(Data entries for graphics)
··········

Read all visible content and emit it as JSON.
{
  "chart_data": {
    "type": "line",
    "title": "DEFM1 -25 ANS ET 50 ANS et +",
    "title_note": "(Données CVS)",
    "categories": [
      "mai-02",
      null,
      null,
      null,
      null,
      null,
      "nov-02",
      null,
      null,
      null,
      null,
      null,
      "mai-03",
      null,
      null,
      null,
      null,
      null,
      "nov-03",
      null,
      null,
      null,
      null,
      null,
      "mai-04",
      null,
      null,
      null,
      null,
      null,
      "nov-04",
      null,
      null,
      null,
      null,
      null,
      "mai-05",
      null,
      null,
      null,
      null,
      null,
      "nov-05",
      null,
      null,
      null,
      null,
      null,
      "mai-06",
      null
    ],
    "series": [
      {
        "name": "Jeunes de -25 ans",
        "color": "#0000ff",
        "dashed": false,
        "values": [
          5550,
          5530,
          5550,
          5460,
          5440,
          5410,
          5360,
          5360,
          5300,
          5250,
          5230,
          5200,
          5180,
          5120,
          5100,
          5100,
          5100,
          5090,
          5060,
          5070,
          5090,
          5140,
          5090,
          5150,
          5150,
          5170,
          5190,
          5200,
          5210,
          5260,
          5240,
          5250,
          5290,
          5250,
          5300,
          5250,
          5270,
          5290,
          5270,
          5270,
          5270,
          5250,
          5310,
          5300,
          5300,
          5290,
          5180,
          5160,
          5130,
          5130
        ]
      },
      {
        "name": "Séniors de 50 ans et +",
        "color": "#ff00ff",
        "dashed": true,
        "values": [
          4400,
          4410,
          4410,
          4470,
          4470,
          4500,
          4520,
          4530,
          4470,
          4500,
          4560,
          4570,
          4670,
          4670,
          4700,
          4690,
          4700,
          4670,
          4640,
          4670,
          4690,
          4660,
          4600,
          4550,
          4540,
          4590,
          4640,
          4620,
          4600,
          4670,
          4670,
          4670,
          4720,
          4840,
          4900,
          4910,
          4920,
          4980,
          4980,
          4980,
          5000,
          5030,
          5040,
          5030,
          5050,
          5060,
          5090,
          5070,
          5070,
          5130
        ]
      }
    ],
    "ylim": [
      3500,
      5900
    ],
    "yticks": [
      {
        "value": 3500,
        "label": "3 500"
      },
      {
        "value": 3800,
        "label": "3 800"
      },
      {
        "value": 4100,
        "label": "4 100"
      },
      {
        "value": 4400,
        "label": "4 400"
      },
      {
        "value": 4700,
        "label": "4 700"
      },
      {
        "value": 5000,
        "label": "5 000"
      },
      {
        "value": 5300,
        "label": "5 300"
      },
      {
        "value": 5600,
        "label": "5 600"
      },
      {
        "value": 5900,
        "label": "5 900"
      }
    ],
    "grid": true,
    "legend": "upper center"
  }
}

··········

Retype all of the entries precisely as they are.

# [RIGHT ANSWER]
Read all visible content and emit it as JSON.
{
  "chart_data": {
    "type": "line",
    "title": "DEFM1 -25 ANS ET 50 ANS et +",
    "title_note": "(Données CVS)",
    "categories": [
      "mai-02",
      null,
      null,
      null,
      null,
      null,
      "nov-02",
      null,
      null,
      null,
      null,
      null,
      "mai-03",
      null,
      null,
      null,
      null,
      null,
      "nov-03",
      null,
      null,
      null,
      null,
      null,
      "mai-04",
      null,
      null,
      null,
      null,
      null,
      "nov-04",
      null,
      null,
      null,
      null,
      null,
      "mai-05",
      null,
      null,
      null,
      null,
      null,
      "nov-05",
      null,
      null,
      null,
      null,
      null,
      "mai-06",
      null
    ],
    "series": [
      {
        "name": "Jeunes de -25 ans",
        "color": "#0000ff",
        "dashed": false,
        "values": [
          5550,
          5530,
          5550,
          5460,
          5440,
          5410,
          5360,
          5360,
          5300,
          5250,
          5230,
          5200,
          5180,
          5120,
          5100,
          5100,
          5100,
          5090,
          5060,
          5070,
          5090,
          5140,
          5090,
          5150,
          5150,
          5170,
          5190,
          5200,
          5210,
          5260,
          5240,
          5250,
          5290,
          5250,
          5300,
          5250,
          5270,
          5290,
          5270,
          5270,
          5270,
          5250,
          5310,
          5300,
          5300,
          5290,
          5180,
          5160,
          5130,
          5130
        ]
      },
      {
        "name": "Séniors de 50 ans et +",
        "color": "#ff00ff",
        "dashed": true,
        "values": [
          4400,
          4410,
          4410,
          4470,
          4470,
          4500,
          4520,
          4530,
          4470,
          4500,
          4560,
          4570,
          4670,
          4670,
          4700,
          4690,
          4700,
          4670,
          4640,
          4670,
          4690,
          4660,
          4600,
          4550,
          4540,
          4590,
          4640,
          4620,
          4600,
          4670,
          4670,
          4670,
          4720,
          4840,
          4900,
          4910,
          4920,
          4980,
          4980,
          4980,
          5000,
          5030,
          5040,
          5030,
          5050,
          5060,
          5090,
          5070,
          5070,
          5130
        ]
      }
    ],
    "ylim": [
      3500,
      5900
    ],
    "yticks": [
      {
        "value": 3500,
        "label": "3 500"
      },
      {
        "value": 3800,
        "label": "3 800"
      },
      {
        "value": 4100,
        "label": "4 100"
      },
      {
        "value": 4400,
        "label": "4 400"
      },
      {
        "value": 4700,
        "label": "4 700"
      },
      {
        "value": 5000,
        "label": "5 000"
      },
      {
        "value": 5300,
        "label": "5 300"
      },
      {
        "value": 5600,
        "label": "5 600"
      },
      {
        "value": 5900,
        "label": "5 900"
      }
    ],
    "grid": true,
    "legend": "upper center"
  }
}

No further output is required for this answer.